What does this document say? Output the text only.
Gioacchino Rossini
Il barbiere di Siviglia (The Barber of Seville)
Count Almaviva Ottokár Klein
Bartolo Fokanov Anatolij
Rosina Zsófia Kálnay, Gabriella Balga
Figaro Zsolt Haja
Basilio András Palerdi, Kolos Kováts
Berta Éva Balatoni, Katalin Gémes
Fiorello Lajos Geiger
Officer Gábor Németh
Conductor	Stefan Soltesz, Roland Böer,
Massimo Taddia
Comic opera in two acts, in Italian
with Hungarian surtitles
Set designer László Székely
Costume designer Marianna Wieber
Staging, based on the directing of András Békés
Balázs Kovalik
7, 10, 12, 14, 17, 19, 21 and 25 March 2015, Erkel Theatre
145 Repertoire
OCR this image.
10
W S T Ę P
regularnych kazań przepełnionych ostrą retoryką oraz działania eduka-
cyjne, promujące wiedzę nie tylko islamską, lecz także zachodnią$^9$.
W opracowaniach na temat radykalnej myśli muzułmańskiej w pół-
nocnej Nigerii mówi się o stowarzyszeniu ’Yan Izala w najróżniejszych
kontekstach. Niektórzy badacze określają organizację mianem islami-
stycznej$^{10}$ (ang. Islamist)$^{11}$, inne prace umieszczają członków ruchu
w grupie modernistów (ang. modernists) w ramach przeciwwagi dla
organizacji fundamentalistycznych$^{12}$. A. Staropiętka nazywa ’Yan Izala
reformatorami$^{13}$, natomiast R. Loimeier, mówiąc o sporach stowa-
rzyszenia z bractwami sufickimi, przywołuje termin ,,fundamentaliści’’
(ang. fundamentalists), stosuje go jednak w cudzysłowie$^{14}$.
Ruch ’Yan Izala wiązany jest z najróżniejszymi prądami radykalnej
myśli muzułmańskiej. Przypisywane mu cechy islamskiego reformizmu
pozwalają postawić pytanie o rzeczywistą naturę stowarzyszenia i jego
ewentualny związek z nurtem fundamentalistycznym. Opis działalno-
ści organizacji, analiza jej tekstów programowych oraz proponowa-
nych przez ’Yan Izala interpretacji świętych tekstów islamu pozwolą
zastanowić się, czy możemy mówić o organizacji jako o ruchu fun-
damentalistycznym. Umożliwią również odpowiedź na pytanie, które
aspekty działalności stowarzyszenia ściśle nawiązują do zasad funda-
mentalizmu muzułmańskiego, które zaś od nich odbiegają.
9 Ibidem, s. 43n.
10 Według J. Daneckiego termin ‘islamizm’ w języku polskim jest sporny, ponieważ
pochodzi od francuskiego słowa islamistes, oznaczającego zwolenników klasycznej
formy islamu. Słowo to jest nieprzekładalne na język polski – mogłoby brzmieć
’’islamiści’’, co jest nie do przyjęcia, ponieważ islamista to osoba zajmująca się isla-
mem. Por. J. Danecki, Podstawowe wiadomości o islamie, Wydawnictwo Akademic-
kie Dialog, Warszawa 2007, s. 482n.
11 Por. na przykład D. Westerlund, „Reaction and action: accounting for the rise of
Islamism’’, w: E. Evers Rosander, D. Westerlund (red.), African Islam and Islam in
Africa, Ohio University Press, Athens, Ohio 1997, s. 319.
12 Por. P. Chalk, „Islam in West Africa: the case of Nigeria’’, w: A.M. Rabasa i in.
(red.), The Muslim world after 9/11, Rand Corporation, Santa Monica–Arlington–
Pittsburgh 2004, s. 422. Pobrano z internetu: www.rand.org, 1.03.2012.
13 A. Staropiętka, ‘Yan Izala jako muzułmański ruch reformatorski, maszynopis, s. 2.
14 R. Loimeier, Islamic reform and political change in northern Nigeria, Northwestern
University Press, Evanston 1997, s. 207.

Given problem
Exactly as shown above, return every record.

Exercise output
What does this document say? Output the text only.
Gioacchino Rossini
Il barbiere di Siviglia (The Barber of Seville)
Count Almaviva Ottokár Klein
Bartolo Fokanov Anatolij
Rosina Zsófia Kálnay, Gabriella Balga
Figaro Zsolt Haja
Basilio András Palerdi, Kolos Kováts
Berta Éva Balatoni, Katalin Gémes
Fiorello Lajos Geiger
Officer Gábor Németh
Conductor	Stefan Soltesz, Roland Böer,
Massimo Taddia
Comic opera in two acts, in Italian
with Hungarian surtitles
Set designer László Székely
Costume designer Marianna Wieber
Staging, based on the directing of András Békés
Balázs Kovalik
7, 10, 12, 14, 17, 19, 21 and 25 March 2015, Erkel Theatre
145 Repertoire
OCR this image.
10
W S T Ę P
regularnych kazań przepełnionych ostrą retoryką oraz działania eduka-
cyjne, promujące wiedzę nie tylko islamską, lecz także zachodnią$^9$.
W opracowaniach na temat radykalnej myśli muzułmańskiej w pół-
nocnej Nigerii mówi się o stowarzyszeniu ’Yan Izala w najróżniejszych
kontekstach. Niektórzy badacze określają organizację mianem islami-
stycznej$^{10}$ (ang. Islamist)$^{11}$, inne prace umieszczają członków ruchu
w grupie modernistów (ang. modernists) w ramach przeciwwagi dla
organizacji fundamentalistycznych$^{12}$. A. Staropiętka nazywa ’Yan Izala
reformatorami$^{13}$, natomiast R. Loimeier, mówiąc o sporach stowa-
rzyszenia z bractwami sufickimi, przywołuje termin ,,fundamentaliści’’
(ang. fundamentalists), stosuje go jednak w cudzysłowie$^{14}$.
Ruch ’Yan Izala wiązany jest z najróżniejszymi prądami radykalnej
myśli muzułmańskiej. Przypisywane mu cechy islamskiego reformizmu
pozwalają postawić pytanie o rzeczywistą naturę stowarzyszenia i jego
ewentualny związek z nurtem fundamentalistycznym. Opis działalno-
ści organizacji, analiza jej tekstów programowych oraz proponowa-
nych przez ’Yan Izala interpretacji świętych tekstów islamu pozwolą
zastanowić się, czy możemy mówić o organizacji jako o ruchu fun-
damentalistycznym. Umożliwią również odpowiedź na pytanie, które
aspekty działalności stowarzyszenia ściśle nawiązują do zasad funda-
mentalizmu muzułmańskiego, które zaś od nich odbiegają.
9 Ibidem, s. 43n.
10 Według J. Daneckiego termin ‘islamizm’ w języku polskim jest sporny, ponieważ
pochodzi od francuskiego słowa islamistes, oznaczającego zwolenników klasycznej
formy islamu. Słowo to jest nieprzekładalne na język polski – mogłoby brzmieć
’’islamiści’’, co jest nie do przyjęcia, ponieważ islamista to osoba zajmująca się isla-
mem. Por. J. Danecki, Podstawowe wiadomości o islamie, Wydawnictwo Akademic-
kie Dialog, Warszawa 2007, s. 482n.
11 Por. na przykład D. Westerlund, „Reaction and action: accounting for the rise of
Islamism’’, w: E. Evers Rosander, D. Westerlund (red.), African Islam and Islam in
Africa, Ohio University Press, Athens, Ohio 1997, s. 319.
12 Por. P. Chalk, „Islam in West Africa: the case of Nigeria’’, w: A.M. Rabasa i in.
(red.), The Muslim world after 9/11, Rand Corporation, Santa Monica–Arlington–
Pittsburgh 2004, s. 422. Pobrano z internetu: www.rand.org, 1.03.2012.
13 A. Staropiętka, ‘Yan Izala jako muzułmański ruch reformatorski, maszynopis, s. 2.
14 R. Loimeier, Islamic reform and political change in northern Nigeria, Northwestern
University Press, Evanston 1997, s. 207.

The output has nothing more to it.